▶ **Material for this task**
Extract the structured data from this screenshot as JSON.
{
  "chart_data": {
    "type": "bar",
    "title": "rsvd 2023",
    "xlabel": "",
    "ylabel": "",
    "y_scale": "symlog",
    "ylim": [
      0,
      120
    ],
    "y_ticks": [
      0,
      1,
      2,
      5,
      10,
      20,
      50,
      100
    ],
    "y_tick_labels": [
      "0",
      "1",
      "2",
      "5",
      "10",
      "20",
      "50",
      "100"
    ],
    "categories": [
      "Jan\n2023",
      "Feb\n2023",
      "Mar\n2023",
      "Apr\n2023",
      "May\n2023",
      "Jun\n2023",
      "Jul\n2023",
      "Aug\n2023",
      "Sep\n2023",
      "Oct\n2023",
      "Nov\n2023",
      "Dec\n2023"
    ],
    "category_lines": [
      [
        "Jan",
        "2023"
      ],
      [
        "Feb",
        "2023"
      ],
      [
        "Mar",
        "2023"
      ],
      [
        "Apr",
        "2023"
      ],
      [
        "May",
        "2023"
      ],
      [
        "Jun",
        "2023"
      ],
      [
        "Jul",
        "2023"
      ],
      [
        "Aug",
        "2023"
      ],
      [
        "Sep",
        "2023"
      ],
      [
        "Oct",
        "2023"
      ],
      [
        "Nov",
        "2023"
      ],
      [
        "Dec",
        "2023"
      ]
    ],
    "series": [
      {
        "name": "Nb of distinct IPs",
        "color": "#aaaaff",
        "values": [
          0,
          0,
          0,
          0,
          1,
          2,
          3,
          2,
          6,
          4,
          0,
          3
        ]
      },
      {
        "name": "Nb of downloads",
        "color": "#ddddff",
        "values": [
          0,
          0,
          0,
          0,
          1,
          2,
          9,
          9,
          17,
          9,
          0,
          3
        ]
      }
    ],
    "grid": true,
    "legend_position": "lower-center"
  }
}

▶ **Goal of the exercise**
Copy out every line of the data that includes "name".

▶ **The reply**
        "name": "Nb of distinct IPs",
        "name": "Nb of downloads",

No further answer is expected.